Selected passage:
——

Hodl means to hold and not sell your Bitcoin. It's a semi-intentional mispronunciation of the English word hold, in a December 2013 post on the Bitcoin Talk forum. Over the years, it has become a rallying cry of anyone who believes in the long term of Bitcoin (or another crypto currency) while watching the price go down - or rise fast.
The attitude of steeled hodlers is to not let price movements get to you and to just stay where you are. Also because it is impossible to time the market and sell exactly at the top and buy at the bottom. No doubt there are traders who can do this, as acknowledged by GameKyuubi, the inventor of the term hodl. But he is not one of that select group. 'It's because I'm a bad trader and I KNOW I'M A BAD TRADER.' But: even when the price falls, you only lose money if you stop hodling: 'In a zero-sum game such as this, traders can only take your money if you sell.'
Hodl as a battle cry and meme
Already within an hour after the post, one of the reactions envisions a future for the new verb:
LOOOOL !!! I swear you just started a movement! ( the hodlers are here! ).
A few hours after the post, the first meme appears.

——

Input data:
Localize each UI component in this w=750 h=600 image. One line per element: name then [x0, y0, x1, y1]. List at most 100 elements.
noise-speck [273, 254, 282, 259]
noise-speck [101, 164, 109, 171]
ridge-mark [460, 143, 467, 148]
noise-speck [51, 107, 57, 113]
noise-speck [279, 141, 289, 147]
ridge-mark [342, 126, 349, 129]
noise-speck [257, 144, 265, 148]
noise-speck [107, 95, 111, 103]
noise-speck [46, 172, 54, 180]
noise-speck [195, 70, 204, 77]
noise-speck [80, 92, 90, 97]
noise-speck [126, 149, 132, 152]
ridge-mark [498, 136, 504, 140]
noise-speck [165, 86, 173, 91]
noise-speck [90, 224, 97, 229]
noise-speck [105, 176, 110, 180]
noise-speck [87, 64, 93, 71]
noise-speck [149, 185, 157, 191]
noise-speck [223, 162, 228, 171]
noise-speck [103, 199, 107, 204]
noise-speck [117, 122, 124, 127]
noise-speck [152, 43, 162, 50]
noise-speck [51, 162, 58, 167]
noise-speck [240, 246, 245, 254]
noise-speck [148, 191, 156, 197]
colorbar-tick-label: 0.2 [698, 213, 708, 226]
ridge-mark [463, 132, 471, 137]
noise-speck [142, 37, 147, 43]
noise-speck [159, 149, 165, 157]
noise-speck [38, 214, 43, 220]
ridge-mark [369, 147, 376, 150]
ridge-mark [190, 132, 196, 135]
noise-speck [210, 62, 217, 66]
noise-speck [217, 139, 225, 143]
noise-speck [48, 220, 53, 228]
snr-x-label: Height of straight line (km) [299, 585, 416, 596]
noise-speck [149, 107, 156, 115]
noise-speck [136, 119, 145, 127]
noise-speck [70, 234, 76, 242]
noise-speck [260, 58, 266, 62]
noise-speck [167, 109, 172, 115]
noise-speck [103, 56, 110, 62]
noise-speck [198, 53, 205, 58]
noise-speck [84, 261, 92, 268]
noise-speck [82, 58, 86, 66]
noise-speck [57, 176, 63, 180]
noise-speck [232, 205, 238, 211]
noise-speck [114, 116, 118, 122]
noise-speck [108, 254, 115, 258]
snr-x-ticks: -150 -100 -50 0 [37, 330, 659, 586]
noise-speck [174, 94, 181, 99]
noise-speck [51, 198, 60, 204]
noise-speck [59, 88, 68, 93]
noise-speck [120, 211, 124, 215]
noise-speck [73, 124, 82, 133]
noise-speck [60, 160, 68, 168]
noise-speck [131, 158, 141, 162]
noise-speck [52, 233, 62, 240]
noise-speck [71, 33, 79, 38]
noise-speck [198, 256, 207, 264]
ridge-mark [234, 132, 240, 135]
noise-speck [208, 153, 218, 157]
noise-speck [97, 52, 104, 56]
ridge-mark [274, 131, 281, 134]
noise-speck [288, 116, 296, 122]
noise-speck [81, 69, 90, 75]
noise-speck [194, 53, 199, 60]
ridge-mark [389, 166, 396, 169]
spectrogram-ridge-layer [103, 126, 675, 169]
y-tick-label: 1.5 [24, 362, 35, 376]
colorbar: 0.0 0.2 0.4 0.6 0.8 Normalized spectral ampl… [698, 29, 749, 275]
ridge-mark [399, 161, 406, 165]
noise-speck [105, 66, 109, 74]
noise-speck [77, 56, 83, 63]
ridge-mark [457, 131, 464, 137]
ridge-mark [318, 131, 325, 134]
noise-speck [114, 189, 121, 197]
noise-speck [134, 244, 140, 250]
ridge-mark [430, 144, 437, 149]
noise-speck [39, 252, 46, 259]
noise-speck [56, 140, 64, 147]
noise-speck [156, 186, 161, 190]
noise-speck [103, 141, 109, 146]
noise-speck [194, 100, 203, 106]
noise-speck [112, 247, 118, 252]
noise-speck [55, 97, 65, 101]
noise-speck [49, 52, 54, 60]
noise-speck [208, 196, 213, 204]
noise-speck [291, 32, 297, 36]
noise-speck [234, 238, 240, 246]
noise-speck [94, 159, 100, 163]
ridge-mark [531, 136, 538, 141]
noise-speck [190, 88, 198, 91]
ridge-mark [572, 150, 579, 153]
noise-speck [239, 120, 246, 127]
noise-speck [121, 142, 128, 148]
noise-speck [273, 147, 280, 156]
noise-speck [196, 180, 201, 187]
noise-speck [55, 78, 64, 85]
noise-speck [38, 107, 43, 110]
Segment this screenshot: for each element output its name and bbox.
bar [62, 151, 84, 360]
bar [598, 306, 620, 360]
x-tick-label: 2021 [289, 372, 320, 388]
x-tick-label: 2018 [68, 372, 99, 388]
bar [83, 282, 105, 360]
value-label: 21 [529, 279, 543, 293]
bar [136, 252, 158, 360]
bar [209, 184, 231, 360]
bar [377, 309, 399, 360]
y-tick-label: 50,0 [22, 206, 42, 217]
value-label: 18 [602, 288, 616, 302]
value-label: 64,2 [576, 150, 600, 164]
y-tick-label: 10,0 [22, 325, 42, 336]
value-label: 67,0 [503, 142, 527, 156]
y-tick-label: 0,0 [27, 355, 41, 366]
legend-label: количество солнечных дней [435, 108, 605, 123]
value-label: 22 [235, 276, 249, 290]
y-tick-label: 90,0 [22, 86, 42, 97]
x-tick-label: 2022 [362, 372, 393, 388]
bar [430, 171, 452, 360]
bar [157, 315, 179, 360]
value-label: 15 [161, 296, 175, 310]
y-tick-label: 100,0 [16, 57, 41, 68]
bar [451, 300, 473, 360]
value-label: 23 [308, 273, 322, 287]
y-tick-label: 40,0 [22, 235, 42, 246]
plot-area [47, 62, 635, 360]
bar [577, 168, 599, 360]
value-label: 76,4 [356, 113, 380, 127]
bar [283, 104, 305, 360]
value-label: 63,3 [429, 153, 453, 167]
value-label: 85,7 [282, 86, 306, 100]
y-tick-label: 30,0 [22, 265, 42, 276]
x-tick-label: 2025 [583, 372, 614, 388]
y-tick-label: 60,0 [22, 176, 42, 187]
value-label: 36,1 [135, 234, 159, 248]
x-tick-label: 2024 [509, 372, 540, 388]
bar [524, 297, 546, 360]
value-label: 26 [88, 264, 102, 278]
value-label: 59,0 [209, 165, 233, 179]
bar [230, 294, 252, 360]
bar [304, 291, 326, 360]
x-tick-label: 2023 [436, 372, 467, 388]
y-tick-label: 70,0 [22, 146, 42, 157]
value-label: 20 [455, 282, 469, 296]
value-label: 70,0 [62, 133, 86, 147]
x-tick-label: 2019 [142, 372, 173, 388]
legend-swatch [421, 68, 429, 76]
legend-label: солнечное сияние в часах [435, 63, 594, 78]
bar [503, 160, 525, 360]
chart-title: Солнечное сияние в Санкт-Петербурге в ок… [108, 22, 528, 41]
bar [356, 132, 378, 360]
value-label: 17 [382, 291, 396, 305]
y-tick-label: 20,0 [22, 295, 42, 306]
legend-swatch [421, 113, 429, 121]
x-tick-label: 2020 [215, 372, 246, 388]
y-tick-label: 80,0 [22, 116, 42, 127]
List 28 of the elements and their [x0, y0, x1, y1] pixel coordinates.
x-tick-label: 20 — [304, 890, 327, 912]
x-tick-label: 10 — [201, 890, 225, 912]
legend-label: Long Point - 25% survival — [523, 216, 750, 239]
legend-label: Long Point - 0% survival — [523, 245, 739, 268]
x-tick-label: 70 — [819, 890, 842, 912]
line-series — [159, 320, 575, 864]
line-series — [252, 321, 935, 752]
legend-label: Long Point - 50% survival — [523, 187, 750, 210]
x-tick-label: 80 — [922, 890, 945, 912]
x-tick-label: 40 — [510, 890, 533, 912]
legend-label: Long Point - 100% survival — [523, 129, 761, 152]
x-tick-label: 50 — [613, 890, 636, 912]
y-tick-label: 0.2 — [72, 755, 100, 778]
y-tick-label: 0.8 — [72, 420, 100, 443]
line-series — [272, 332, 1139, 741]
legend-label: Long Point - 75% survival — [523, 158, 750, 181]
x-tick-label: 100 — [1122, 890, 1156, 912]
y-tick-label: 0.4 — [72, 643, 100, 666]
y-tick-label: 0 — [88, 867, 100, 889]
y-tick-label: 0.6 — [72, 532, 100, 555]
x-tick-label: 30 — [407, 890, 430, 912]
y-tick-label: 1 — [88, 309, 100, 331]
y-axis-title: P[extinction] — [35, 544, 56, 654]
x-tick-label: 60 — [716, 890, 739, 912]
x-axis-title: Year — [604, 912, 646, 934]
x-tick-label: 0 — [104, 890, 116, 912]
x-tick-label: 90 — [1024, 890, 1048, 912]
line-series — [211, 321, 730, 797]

——

Tasks:
- A) Duplicate the stretch of the hodl text from "The attitude of" through "are here! ).".
- B) Pick up the text about the term hodl after its last sentence and write its next part.

Answers in order:
- A)
The attitude of steeled hodlers is to not let price movements get to you and to just stay where you are. Also because it is impossible to time the market and sell exactly at the top and buy at the bottom. No doubt there are traders who can do this, as acknowledged by GameKyuubi, the inventor of the term hodl. But he is not one of that select group. 'It's because I'm a bad trader and I KNOW I'M A BAD TRADER.' But: even when the price falls, you only lose money if you stop hodling: 'In a zero-sum game such as this, traders can only take your money if you sell.'
Hodl as a battle cry and meme
Already within an hour after the post, one of the reactions envisions a future for the new verb:
LOOOOL !!! I swear you just started a movement! ( the hodlers are here! ).

- B)
December 2013 is a period of considerable price movement. At the beginning of that month, Bitcoin peaks above $1100. On the day of the hodl post, Bitcoin briefly drops below $400. In the years that follow - with one sharp price movement after another - HODL becomes the acronym for Hold On for Dear Life. December 18 is declared official HODL Day: it is of course the day of the post on Bitcoin Talk.
Hodl as an investment strategy
All jokes and memes aside, the hodl philosophy has proven to be a simple but excellent investment strategy. For although Bitcoin has experienced extreme price swings, simply not selling would have made many an early investor rich.
Of course, past returns are no guarantee for the future. But if your investment horizon is several years, then it's probably not a bad idea to just hodl some of your crypto portfolio. Set and forget. Your own emotions are sometimes your worst enemy - and that may also explain the popularity of the post and hodl battle cry. Anyone who has been in the crypto markets for more than a few months has experienced looking at the prices with a sunken feeling. A moment in which some encouragement is much needed. HODL!
Who was the writer of the hodl post?
GameKyuubi, whose real name is Mike, typed the post while on whiskey and clearly reacting emotionally to the price drop. Coindesk tracked him down in 2019 and interviewed him.
Some other crypto jargon
Hodl is without a doubt the most widely used crypto jargon. But there are more jargons.
- FOMO: Fear Of Missing Out. The fear of missing out on profits can lead to jumping into an investment without thinking carefully.
- BT(F)D: Buy The Dip. Buy after or during a price drop.
- No coiner: someone who does not (yet) own any crypto.
- FUD: Fear, Uncertainty and Doubt. Market participants may have an interest in spreading negative information, hoping for a price drop.
- Bag holder: Someone who has invested in a coin and sees the price plummet to (almost) zero.
- Hopium: (false) hope for a rise in price.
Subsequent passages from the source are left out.